> _Records excerpted from a collection_
━━━━━━━━━━━━━━━━━━━━━━━━━━━━━━
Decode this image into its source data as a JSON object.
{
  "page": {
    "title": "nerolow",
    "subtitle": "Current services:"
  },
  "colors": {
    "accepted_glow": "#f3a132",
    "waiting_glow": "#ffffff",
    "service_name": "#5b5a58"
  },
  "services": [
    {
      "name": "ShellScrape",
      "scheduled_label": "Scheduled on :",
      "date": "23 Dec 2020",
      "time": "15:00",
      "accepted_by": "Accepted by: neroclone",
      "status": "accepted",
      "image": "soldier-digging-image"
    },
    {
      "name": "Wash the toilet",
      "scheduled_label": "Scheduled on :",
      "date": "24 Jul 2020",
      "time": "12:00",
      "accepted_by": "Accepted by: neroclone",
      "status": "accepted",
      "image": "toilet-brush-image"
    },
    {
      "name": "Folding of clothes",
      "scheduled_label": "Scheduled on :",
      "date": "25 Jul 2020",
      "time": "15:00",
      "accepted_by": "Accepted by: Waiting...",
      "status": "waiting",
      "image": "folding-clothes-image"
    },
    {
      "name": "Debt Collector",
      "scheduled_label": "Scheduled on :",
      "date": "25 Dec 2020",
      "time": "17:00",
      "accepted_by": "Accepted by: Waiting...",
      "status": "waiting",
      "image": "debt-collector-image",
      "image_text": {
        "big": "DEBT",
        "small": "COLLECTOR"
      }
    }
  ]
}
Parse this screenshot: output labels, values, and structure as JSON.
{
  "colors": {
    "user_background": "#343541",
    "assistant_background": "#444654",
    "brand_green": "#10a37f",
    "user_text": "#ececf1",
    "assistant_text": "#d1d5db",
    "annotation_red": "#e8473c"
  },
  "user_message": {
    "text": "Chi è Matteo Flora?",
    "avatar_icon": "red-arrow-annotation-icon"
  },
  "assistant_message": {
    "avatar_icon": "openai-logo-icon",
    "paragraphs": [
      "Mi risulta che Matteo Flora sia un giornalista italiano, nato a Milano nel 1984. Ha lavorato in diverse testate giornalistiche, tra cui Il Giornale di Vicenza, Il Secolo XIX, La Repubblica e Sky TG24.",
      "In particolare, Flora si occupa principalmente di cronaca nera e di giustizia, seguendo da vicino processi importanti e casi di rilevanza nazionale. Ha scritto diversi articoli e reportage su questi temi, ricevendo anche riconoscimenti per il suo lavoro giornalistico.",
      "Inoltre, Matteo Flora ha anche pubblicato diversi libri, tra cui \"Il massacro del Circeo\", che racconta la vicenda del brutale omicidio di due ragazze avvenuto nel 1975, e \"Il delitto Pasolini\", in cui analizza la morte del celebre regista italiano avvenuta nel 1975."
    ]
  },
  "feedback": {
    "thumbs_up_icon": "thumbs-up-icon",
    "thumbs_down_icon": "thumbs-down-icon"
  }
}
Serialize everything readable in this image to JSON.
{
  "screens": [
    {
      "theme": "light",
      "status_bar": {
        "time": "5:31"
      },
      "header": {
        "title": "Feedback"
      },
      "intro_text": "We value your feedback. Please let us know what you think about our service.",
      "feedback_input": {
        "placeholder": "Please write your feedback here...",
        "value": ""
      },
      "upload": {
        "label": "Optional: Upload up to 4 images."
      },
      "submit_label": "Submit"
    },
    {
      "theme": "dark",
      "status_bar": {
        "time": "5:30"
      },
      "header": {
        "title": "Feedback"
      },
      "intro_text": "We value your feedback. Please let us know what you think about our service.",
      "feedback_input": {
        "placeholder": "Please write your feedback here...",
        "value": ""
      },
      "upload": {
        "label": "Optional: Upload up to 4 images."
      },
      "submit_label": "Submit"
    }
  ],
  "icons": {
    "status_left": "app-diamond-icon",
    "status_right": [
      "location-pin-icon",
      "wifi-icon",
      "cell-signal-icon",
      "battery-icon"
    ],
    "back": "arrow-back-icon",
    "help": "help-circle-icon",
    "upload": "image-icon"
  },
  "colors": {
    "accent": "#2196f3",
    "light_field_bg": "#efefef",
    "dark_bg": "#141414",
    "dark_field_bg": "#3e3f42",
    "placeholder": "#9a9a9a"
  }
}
━━━━━━━━━━━━━━━━━━━━━━━━━━━━━━
> _TASK TO COMPLETE_
The records above should all be quoted exactly, please.

> _ANSWER IN FULL_
Decode this image into its source data as a JSON object.
{
  "page": {
    "title": "nerolow",
    "subtitle": "Current services:"
  },
  "colors": {
    "accepted_glow": "#f3a132",
    "waiting_glow": "#ffffff",
    "service_name": "#5b5a58"
  },
  "services": [
    {
      "name": "ShellScrape",
      "scheduled_label": "Scheduled on :",
      "date": "23 Dec 2020",
      "time": "15:00",
      "accepted_by": "Accepted by: neroclone",
      "status": "accepted",
      "image": "soldier-digging-image"
    },
    {
      "name": "Wash the toilet",
      "scheduled_label": "Scheduled on :",
      "date": "24 Jul 2020",
      "time": "12:00",
      "accepted_by": "Accepted by: neroclone",
      "status": "accepted",
      "image": "toilet-brush-image"
    },
    {
      "name": "Folding of clothes",
      "scheduled_label": "Scheduled on :",
      "date": "25 Jul 2020",
      "time": "15:00",
      "accepted_by": "Accepted by: Waiting...",
      "status": "waiting",
      "image": "folding-clothes-image"
    },
    {
      "name": "Debt Collector",
      "scheduled_label": "Scheduled on :",
      "date": "25 Dec 2020",
      "time": "17:00",
      "accepted_by": "Accepted by: Waiting...",
      "status": "waiting",
      "image": "debt-collector-image",
      "image_text": {
        "big": "DEBT",
        "small": "COLLECTOR"
      }
    }
  ]
}
Parse this screenshot: output labels, values, and structure as JSON.
{
  "colors": {
    "user_background": "#343541",
    "assistant_background": "#444654",
    "brand_green": "#10a37f",
    "user_text": "#ececf1",
    "assistant_text": "#d1d5db",
    "annotation_red": "#e8473c"
  },
  "user_message": {
    "text": "Chi è Matteo Flora?",
    "avatar_icon": "red-arrow-annotation-icon"
  },
  "assistant_message": {
    "avatar_icon": "openai-logo-icon",
    "paragraphs": [
      "Mi risulta che Matteo Flora sia un giornalista italiano, nato a Milano nel 1984. Ha lavorato in diverse testate giornalistiche, tra cui Il Giornale di Vicenza, Il Secolo XIX, La Repubblica e Sky TG24.",
      "In particolare, Flora si occupa principalmente di cronaca nera e di giustizia, seguendo da vicino processi importanti e casi di rilevanza nazionale. Ha scritto diversi articoli e reportage su questi temi, ricevendo anche riconoscimenti per il suo lavoro giornalistico.",
      "Inoltre, Matteo Flora ha anche pubblicato diversi libri, tra cui \"Il massacro del Circeo\", che racconta la vicenda del brutale omicidio di due ragazze avvenuto nel 1975, e \"Il delitto Pasolini\", in cui analizza la morte del celebre regista italiano avvenuta nel 1975."
    ]
  },
  "feedback": {
    "thumbs_up_icon": "thumbs-up-icon",
    "thumbs_down_icon": "thumbs-down-icon"
  }
}
Serialize everything readable in this image to JSON.
{
  "screens": [
    {
      "theme": "light",
      "status_bar": {
        "time": "5:31"
      },
      "header": {
        "title": "Feedback"
      },
      "intro_text": "We value your feedback. Please let us know what you think about our service.",
      "feedback_input": {
        "placeholder": "Please write your feedback here...",
        "value": ""
      },
      "upload": {
        "label": "Optional: Upload up to 4 images."
      },
      "submit_label": "Submit"
    },
    {
      "theme": "dark",
      "status_bar": {
        "time": "5:30"
      },
      "header": {
        "title": "Feedback"
      },
      "intro_text": "We value your feedback. Please let us know what you think about our service.",
      "feedback_input": {
        "placeholder": "Please write your feedback here...",
        "value": ""
      },
      "upload": {
        "label": "Optional: Upload up to 4 images."
      },
      "submit_label": "Submit"
    }
  ],
  "icons": {
    "status_left": "app-diamond-icon",
    "status_right": [
      "location-pin-icon",
      "wifi-icon",
      "cell-signal-icon",
      "battery-icon"
    ],
    "back": "arrow-back-icon",
    "help": "help-circle-icon",
    "upload": "image-icon"
  },
  "colors": {
    "accent": "#2196f3",
    "light_field_bg": "#efefef",
    "dark_bg": "#141414",
    "dark_field_bg": "#3e3f42",
    "placeholder": "#9a9a9a"
  }
}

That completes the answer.